### [TASK REQUIREMENTS]
Return every record verbatim.

### [DATA FOR THE TASK]
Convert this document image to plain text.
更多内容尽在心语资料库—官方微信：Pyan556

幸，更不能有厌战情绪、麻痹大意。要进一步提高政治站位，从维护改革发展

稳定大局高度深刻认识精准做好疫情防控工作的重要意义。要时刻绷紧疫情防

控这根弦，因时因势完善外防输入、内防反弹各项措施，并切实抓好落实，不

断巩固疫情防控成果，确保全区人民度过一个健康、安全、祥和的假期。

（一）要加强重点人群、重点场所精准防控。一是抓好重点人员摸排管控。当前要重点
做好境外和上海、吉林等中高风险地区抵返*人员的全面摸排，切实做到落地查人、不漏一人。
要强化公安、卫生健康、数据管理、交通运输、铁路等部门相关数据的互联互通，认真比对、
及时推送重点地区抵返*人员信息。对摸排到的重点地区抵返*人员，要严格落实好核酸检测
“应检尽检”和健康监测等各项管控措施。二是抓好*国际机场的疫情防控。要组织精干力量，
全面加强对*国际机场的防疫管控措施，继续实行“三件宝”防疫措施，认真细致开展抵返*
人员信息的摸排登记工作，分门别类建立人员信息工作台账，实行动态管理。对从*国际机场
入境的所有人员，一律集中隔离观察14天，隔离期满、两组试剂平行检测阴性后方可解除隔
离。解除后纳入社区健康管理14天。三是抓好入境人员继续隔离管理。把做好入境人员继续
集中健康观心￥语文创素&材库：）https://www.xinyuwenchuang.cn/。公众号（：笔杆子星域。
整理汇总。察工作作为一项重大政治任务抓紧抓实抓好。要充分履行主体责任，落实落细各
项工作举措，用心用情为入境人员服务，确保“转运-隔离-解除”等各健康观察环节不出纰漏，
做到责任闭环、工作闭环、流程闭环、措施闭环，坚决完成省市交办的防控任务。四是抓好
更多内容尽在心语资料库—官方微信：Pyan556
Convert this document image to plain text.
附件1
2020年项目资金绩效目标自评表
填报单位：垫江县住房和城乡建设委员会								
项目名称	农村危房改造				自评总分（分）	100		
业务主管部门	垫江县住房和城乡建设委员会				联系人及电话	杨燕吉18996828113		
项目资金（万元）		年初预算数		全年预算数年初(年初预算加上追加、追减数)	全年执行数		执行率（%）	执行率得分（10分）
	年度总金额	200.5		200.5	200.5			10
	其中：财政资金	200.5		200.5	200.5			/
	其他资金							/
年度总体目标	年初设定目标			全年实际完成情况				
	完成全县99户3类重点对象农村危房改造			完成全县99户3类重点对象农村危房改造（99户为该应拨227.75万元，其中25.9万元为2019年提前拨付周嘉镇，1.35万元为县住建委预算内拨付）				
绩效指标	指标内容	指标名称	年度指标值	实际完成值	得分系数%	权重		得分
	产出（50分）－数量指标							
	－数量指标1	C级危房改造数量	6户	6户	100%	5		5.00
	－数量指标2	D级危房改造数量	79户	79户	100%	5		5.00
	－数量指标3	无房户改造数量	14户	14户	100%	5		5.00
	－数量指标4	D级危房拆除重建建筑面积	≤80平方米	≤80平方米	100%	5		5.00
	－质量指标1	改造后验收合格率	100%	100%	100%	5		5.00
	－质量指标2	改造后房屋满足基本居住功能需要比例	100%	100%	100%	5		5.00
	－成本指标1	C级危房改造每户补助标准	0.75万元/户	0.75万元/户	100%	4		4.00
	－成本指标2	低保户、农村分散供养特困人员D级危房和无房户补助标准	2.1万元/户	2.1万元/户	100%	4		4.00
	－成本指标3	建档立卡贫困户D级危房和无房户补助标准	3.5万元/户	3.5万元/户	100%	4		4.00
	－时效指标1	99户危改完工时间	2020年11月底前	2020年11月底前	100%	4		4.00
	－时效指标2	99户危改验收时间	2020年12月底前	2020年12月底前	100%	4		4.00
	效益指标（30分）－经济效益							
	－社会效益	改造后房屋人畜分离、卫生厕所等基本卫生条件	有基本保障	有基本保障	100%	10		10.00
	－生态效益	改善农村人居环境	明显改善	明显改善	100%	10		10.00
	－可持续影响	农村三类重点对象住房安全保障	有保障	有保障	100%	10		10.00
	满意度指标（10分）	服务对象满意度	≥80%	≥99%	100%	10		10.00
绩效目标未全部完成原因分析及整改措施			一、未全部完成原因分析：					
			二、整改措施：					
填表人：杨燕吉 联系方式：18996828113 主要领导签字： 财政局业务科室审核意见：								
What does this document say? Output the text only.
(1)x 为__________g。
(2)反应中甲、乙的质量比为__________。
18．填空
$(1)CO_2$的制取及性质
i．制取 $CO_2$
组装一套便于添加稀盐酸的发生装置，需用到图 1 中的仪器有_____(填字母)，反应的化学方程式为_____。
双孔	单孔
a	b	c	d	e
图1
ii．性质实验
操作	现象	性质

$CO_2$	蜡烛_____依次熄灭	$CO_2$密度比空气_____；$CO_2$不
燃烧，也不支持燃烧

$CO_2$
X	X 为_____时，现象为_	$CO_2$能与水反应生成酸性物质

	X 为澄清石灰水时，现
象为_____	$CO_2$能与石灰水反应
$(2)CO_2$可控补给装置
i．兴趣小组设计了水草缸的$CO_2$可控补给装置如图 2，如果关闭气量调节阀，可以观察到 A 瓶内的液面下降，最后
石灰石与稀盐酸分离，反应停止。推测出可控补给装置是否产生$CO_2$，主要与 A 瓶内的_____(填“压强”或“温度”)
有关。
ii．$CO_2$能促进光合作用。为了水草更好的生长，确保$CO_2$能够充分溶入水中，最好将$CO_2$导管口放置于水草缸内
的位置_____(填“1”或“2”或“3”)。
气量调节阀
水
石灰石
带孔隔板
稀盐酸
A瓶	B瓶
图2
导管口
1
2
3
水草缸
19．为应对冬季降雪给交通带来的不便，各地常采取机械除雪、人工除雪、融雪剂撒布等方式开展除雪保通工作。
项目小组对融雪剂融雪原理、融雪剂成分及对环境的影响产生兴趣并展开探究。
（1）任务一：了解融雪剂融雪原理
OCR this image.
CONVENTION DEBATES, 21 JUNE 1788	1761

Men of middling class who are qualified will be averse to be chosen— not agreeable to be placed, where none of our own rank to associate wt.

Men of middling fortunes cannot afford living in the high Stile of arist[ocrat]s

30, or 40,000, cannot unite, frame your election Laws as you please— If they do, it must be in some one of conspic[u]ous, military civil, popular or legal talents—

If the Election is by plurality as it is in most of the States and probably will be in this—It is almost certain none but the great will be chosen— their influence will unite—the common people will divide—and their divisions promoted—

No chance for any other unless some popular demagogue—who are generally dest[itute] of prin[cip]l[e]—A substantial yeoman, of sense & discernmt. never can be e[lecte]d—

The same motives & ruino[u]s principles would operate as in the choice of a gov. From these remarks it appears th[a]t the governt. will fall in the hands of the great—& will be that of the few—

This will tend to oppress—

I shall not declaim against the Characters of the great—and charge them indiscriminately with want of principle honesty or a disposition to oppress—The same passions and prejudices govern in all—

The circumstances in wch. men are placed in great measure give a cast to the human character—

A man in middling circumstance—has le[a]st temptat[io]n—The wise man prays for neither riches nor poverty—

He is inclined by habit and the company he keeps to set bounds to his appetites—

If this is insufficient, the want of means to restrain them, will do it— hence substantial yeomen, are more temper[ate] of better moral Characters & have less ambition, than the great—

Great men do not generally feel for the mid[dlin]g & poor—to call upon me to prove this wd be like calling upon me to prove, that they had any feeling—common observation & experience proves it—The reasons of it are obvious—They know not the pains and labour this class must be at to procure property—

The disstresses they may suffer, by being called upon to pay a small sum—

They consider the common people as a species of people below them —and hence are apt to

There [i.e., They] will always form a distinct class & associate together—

### [EXERCISE RESPONSE]
Convert this document image to plain text.
更多内容尽在心语资料库—官方微信：Pyan556

幸，更不能有厌战情绪、麻痹大意。要进一步提高政治站位，从维护改革发展

稳定大局高度深刻认识精准做好疫情防控工作的重要意义。要时刻绷紧疫情防

控这根弦，因时因势完善外防输入、内防反弹各项措施，并切实抓好落实，不

断巩固疫情防控成果，确保全区人民度过一个健康、安全、祥和的假期。

（一）要加强重点人群、重点场所精准防控。一是抓好重点人员摸排管控。当前要重点
做好境外和上海、吉林等中高风险地区抵返*人员的全面摸排，切实做到落地查人、不漏一人。
要强化公安、卫生健康、数据管理、交通运输、铁路等部门相关数据的互联互通，认真比对、
及时推送重点地区抵返*人员信息。对摸排到的重点地区抵返*人员，要严格落实好核酸检测
“应检尽检”和健康监测等各项管控措施。二是抓好*国际机场的疫情防控。要组织精干力量，
全面加强对*国际机场的防疫管控措施，继续实行“三件宝”防疫措施，认真细致开展抵返*
人员信息的摸排登记工作，分门别类建立人员信息工作台账，实行动态管理。对从*国际机场
入境的所有人员，一律集中隔离观察14天，隔离期满、两组试剂平行检测阴性后方可解除隔
离。解除后纳入社区健康管理14天。三是抓好入境人员继续隔离管理。把做好入境人员继续
集中健康观心￥语文创素&材库：）https://www.xinyuwenchuang.cn/。公众号（：笔杆子星域。
整理汇总。察工作作为一项重大政治任务抓紧抓实抓好。要充分履行主体责任，落实落细各
项工作举措，用心用情为入境人员服务，确保“转运-隔离-解除”等各健康观察环节不出纰漏，
做到责任闭环、工作闭环、流程闭环、措施闭环，坚决完成省市交办的防控任务。四是抓好
更多内容尽在心语资料库—官方微信：Pyan556
Convert this document image to plain text.
附件1
2020年项目资金绩效目标自评表
填报单位：垫江县住房和城乡建设委员会								
项目名称	农村危房改造				自评总分（分）	100		
业务主管部门	垫江县住房和城乡建设委员会				联系人及电话	杨燕吉18996828113		
项目资金（万元）		年初预算数		全年预算数年初(年初预算加上追加、追减数)	全年执行数		执行率（%）	执行率得分（10分）
	年度总金额	200.5		200.5	200.5			10
	其中：财政资金	200.5		200.5	200.5			/
	其他资金							/
年度总体目标	年初设定目标			全年实际完成情况				
	完成全县99户3类重点对象农村危房改造			完成全县99户3类重点对象农村危房改造（99户为该应拨227.75万元，其中25.9万元为2019年提前拨付周嘉镇，1.35万元为县住建委预算内拨付）				
绩效指标	指标内容	指标名称	年度指标值	实际完成值	得分系数%	权重		得分
	产出（50分）－数量指标							
	－数量指标1	C级危房改造数量	6户	6户	100%	5		5.00
	－数量指标2	D级危房改造数量	79户	79户	100%	5		5.00
	－数量指标3	无房户改造数量	14户	14户	100%	5		5.00
	－数量指标4	D级危房拆除重建建筑面积	≤80平方米	≤80平方米	100%	5		5.00
	－质量指标1	改造后验收合格率	100%	100%	100%	5		5.00
	－质量指标2	改造后房屋满足基本居住功能需要比例	100%	100%	100%	5		5.00
	－成本指标1	C级危房改造每户补助标准	0.75万元/户	0.75万元/户	100%	4		4.00
	－成本指标2	低保户、农村分散供养特困人员D级危房和无房户补助标准	2.1万元/户	2.1万元/户	100%	4		4.00
	－成本指标3	建档立卡贫困户D级危房和无房户补助标准	3.5万元/户	3.5万元/户	100%	4		4.00
	－时效指标1	99户危改完工时间	2020年11月底前	2020年11月底前	100%	4		4.00
	－时效指标2	99户危改验收时间	2020年12月底前	2020年12月底前	100%	4		4.00
	效益指标（30分）－经济效益							
	－社会效益	改造后房屋人畜分离、卫生厕所等基本卫生条件	有基本保障	有基本保障	100%	10		10.00
	－生态效益	改善农村人居环境	明显改善	明显改善	100%	10		10.00
	－可持续影响	农村三类重点对象住房安全保障	有保障	有保障	100%	10		10.00
	满意度指标（10分）	服务对象满意度	≥80%	≥99%	100%	10		10.00
绩效目标未全部完成原因分析及整改措施			一、未全部完成原因分析：					
			二、整改措施：					
填表人：杨燕吉 联系方式：18996828113 主要领导签字： 财政局业务科室审核意见：								
What does this document say? Output the text only.
(1)x 为__________g。
(2)反应中甲、乙的质量比为__________。
18．填空
$(1)CO_2$的制取及性质
i．制取 $CO_2$
组装一套便于添加稀盐酸的发生装置，需用到图 1 中的仪器有_____(填字母)，反应的化学方程式为_____。
双孔	单孔
a	b	c	d	e
图1
ii．性质实验
操作	现象	性质

$CO_2$	蜡烛_____依次熄灭	$CO_2$密度比空气_____；$CO_2$不
燃烧，也不支持燃烧

$CO_2$
X	X 为_____时，现象为_	$CO_2$能与水反应生成酸性物质

	X 为澄清石灰水时，现
象为_____	$CO_2$能与石灰水反应
$(2)CO_2$可控补给装置
i．兴趣小组设计了水草缸的$CO_2$可控补给装置如图 2，如果关闭气量调节阀，可以观察到 A 瓶内的液面下降，最后
石灰石与稀盐酸分离，反应停止。推测出可控补给装置是否产生$CO_2$，主要与 A 瓶内的_____(填“压强”或“温度”)
有关。
ii．$CO_2$能促进光合作用。为了水草更好的生长，确保$CO_2$能够充分溶入水中，最好将$CO_2$导管口放置于水草缸内
的位置_____(填“1”或“2”或“3”)。
气量调节阀
水
石灰石
带孔隔板
稀盐酸
A瓶	B瓶
图2
导管口
1
2
3
水草缸
19．为应对冬季降雪给交通带来的不便，各地常采取机械除雪、人工除雪、融雪剂撒布等方式开展除雪保通工作。
项目小组对融雪剂融雪原理、融雪剂成分及对环境的影响产生兴趣并展开探究。
（1）任务一：了解融雪剂融雪原理
OCR this image.
CONVENTION DEBATES, 21 JUNE 1788	1761

Men of middling class who are qualified will be averse to be chosen— not agreeable to be placed, where none of our own rank to associate wt.

Men of middling fortunes cannot afford living in the high Stile of arist[ocrat]s

30, or 40,000, cannot unite, frame your election Laws as you please— If they do, it must be in some one of conspic[u]ous, military civil, popular or legal talents—

If the Election is by plurality as it is in most of the States and probably will be in this—It is almost certain none but the great will be chosen— their influence will unite—the common people will divide—and their divisions promoted—

No chance for any other unless some popular demagogue—who are generally dest[itute] of prin[cip]l[e]—A substantial yeoman, of sense & discernmt. never can be e[lecte]d—

The same motives & ruino[u]s principles would operate as in the choice of a gov. From these remarks it appears th[a]t the governt. will fall in the hands of the great—& will be that of the few—

This will tend to oppress—

I shall not declaim against the Characters of the great—and charge them indiscriminately with want of principle honesty or a disposition to oppress—The same passions and prejudices govern in all—

The circumstances in wch. men are placed in great measure give a cast to the human character—

A man in middling circumstance—has le[a]st temptat[io]n—The wise man prays for neither riches nor poverty—

He is inclined by habit and the company he keeps to set bounds to his appetites—

If this is insufficient, the want of means to restrain them, will do it— hence substantial yeomen, are more temper[ate] of better moral Characters & have less ambition, than the great—

Great men do not generally feel for the mid[dlin]g & poor—to call upon me to prove this wd be like calling upon me to prove, that they had any feeling—common observation & experience proves it—The reasons of it are obvious—They know not the pains and labour this class must be at to procure property—

The disstresses they may suffer, by being called upon to pay a small sum—

They consider the common people as a species of people below them —and hence are apt to

There [i.e., They] will always form a distinct class & associate together—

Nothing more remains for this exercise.